* [YOUR OBJECTIVE] Find and copy lines holding "doanh".

— start of TASK INPUT —

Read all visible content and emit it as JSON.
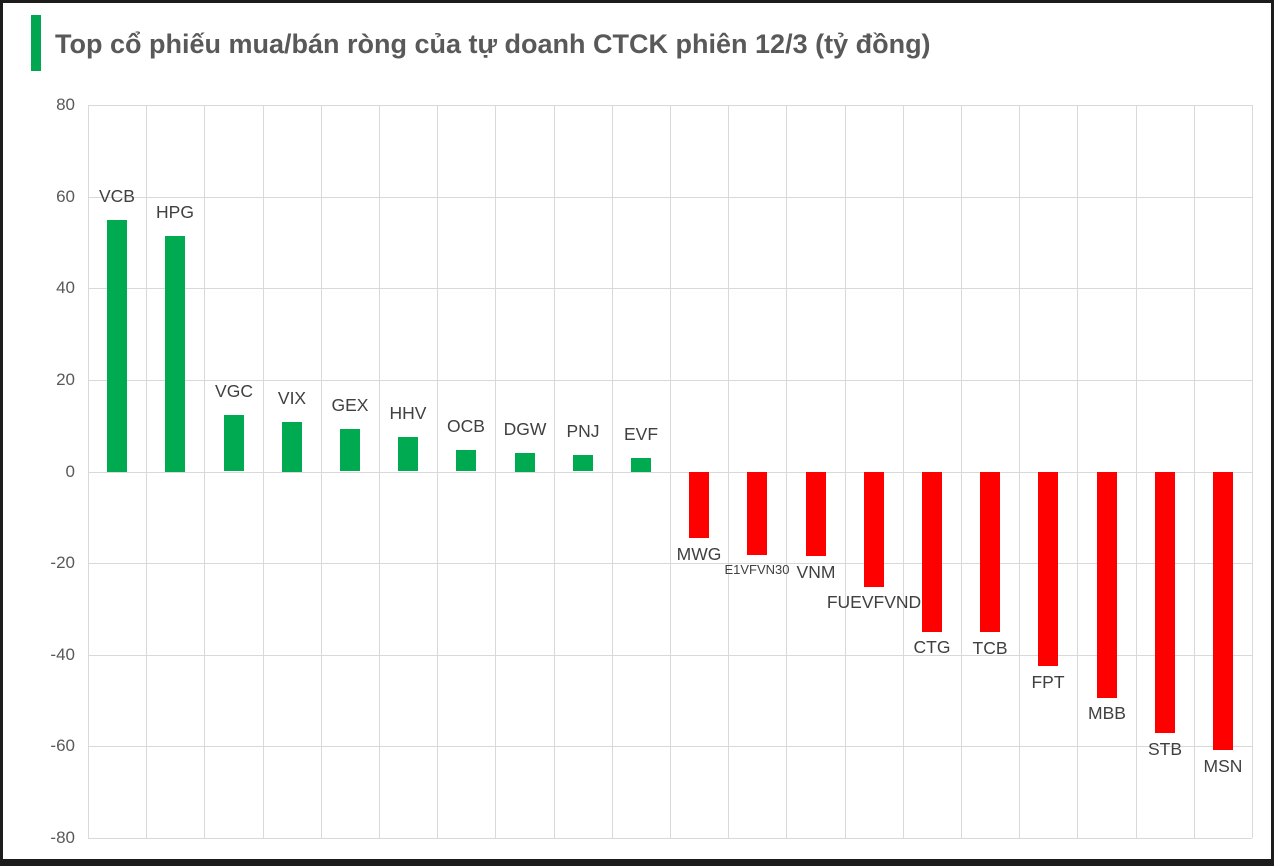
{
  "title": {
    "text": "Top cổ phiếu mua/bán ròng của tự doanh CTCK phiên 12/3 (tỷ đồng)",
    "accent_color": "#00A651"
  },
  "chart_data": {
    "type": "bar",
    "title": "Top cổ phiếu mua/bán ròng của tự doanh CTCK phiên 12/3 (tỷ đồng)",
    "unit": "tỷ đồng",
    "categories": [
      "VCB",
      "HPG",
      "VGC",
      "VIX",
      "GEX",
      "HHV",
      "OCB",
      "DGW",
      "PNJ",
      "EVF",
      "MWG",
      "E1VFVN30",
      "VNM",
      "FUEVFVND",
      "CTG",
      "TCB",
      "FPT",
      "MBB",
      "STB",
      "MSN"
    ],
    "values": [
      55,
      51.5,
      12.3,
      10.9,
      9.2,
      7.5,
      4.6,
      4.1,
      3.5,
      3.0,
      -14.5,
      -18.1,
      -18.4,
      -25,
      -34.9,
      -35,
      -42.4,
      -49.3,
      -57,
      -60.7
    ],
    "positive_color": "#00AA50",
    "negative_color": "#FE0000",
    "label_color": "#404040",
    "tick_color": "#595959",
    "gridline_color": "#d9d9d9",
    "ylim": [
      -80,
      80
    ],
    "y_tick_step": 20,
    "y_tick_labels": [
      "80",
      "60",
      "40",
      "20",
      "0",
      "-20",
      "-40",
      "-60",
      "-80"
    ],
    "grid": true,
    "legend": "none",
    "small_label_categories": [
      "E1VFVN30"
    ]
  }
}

— end of TASK INPUT —

* [COMPLETE OUTPUT]
    "text": "Top cổ phiếu mua/bán ròng của tự doanh CTCK phiên 12/3 (tỷ đồng)",
    "title": "Top cổ phiếu mua/bán ròng của tự doanh CTCK phiên 12/3 (tỷ đồng)",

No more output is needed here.